**Item position entries**

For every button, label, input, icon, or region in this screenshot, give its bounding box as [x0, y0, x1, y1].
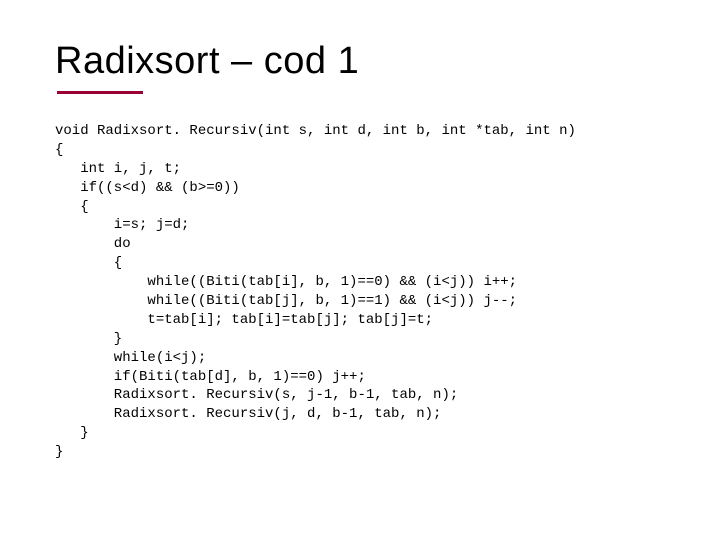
code-line: Radixsort. Recursiv(j, d, b-1, tab, n);: [55, 406, 441, 422]
code-line: if((s<d) && (b>=0)): [55, 180, 240, 196]
code-line: t=tab[i]; tab[i]=tab[j]; tab[j]=t;: [55, 312, 433, 328]
code-line: while((Biti(tab[j], b, 1)==1) && (i<j)) …: [55, 293, 517, 309]
code-line: }: [55, 425, 89, 441]
code-block: void Radixsort. Recursiv(int s, int d, i…: [55, 122, 665, 462]
code-line: void Radixsort. Recursiv(int s, int d, i…: [55, 123, 576, 139]
code-line: }: [55, 444, 63, 460]
page-title: Radixsort – cod 1: [55, 40, 665, 83]
code-line: {: [55, 199, 89, 215]
code-line: while(i<j);: [55, 350, 206, 366]
code-line: Radixsort. Recursiv(s, j-1, b-1, tab, n)…: [55, 387, 458, 403]
code-line: int i, j, t;: [55, 161, 181, 177]
code-line: }: [55, 331, 122, 347]
slide: Radixsort – cod 1 void Radixsort. Recurs…: [0, 0, 720, 540]
code-line: i=s; j=d;: [55, 217, 189, 233]
code-line: {: [55, 142, 63, 158]
code-line: if(Biti(tab[d], b, 1)==0) j++;: [55, 369, 366, 385]
code-line: do: [55, 236, 131, 252]
code-line: while((Biti(tab[i], b, 1)==0) && (i<j)) …: [55, 274, 517, 290]
accent-rule: [57, 91, 143, 94]
code-line: {: [55, 255, 122, 271]
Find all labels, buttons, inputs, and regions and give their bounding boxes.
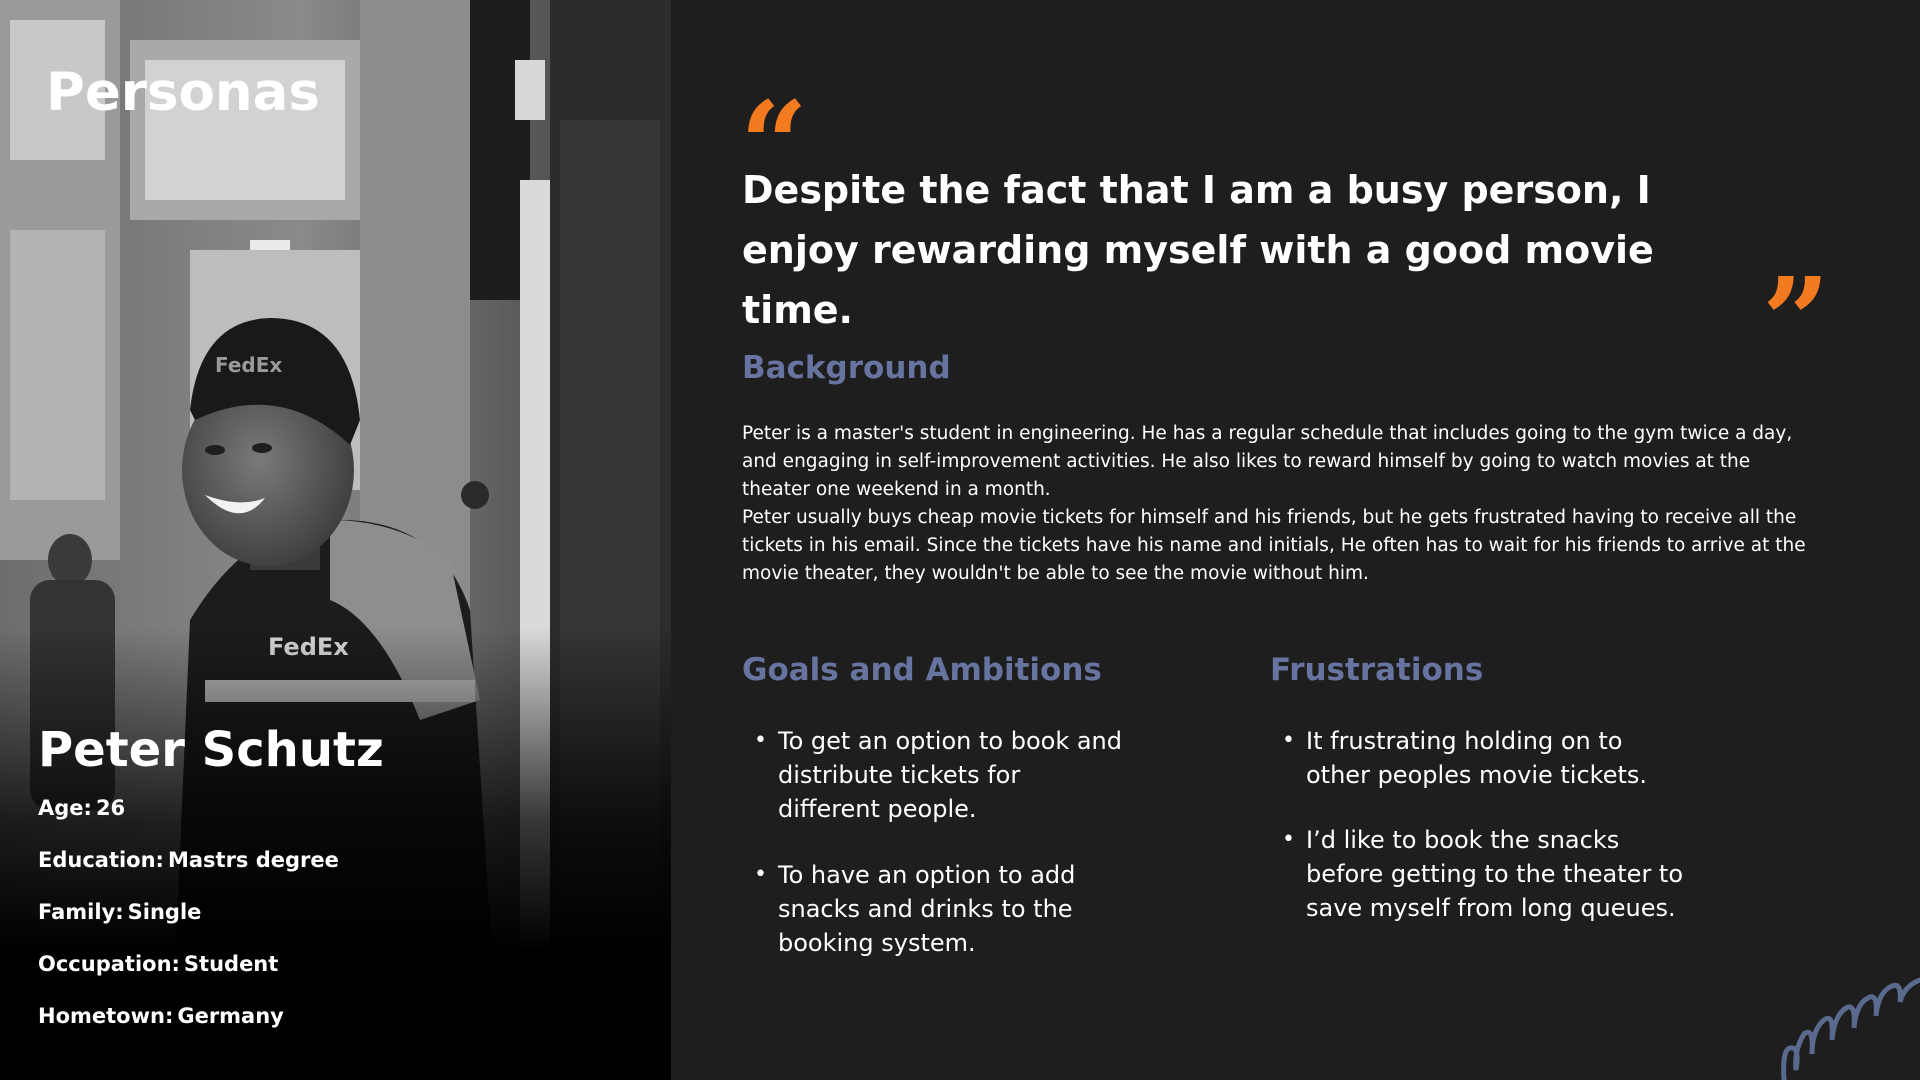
persona-quote: Despite the fact that I am a busy person… (742, 168, 1654, 332)
frustrations-heading: Frustrations (1270, 652, 1484, 688)
page-title: Personas (46, 62, 320, 123)
background-heading: Background (742, 350, 951, 386)
persona-facts: Age: 26 Education: Mastrs degree Family: Si… (38, 796, 339, 1056)
background-paragraph: Peter usually buys cheap movie tickets f… (742, 507, 1806, 584)
goal-item: To get an option to book and distribute … (742, 724, 1122, 826)
fact-hometown: Hometown: Germany (38, 1004, 284, 1028)
goals-heading: Goals and Ambitions (742, 652, 1102, 688)
fact-education: Education: Mastrs degree (38, 848, 339, 872)
fact-occupation: Occupation: Student (38, 952, 279, 976)
background-text: Peter is a master's student in engineeri… (742, 420, 1822, 588)
frustration-item: It frustrating holding on to other peopl… (1270, 724, 1690, 792)
squiggle-decoration (1781, 977, 1920, 1080)
fact-family: Family: Single (38, 900, 202, 924)
frustrations-list: It frustrating holding on to other peopl… (1270, 724, 1690, 956)
goal-item: To have an option to add snacks and drin… (742, 858, 1122, 960)
goals-list: To get an option to book and distribute … (742, 724, 1122, 992)
fact-age: Age: 26 (38, 796, 126, 820)
background-paragraph: Peter is a master's student in engineeri… (742, 423, 1793, 500)
frustration-item: I’d like to book the snacks before getti… (1270, 823, 1690, 925)
quote-close-icon: ” (1762, 251, 1830, 390)
persona-name: Peter Schutz (38, 722, 384, 778)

**Exercise aim**
Format the lines between the one holding "persona-quote: Despite the" and the one holding "persona-facts: Age: 26", inclusive, as a Markdown table with columns Row and Line. Give each line its row number, and skip any blank lines.

**Solution**
| Row | Line |
|---|---|
| 1 | persona-quote: Despite the fact that I am a busy person… (742, 168, 1654, 332) |
| 2 | frustrations-heading: Frustrations (1270, 652, 1484, 688) |
| 3 | page-title: Personas (46, 62, 320, 123) |
| 4 | background-heading: Background (742, 350, 951, 386) |
| 5 | persona-facts: Age: 26 Education: Mastrs degree Family: Si… (38, 796, 339, 1056) |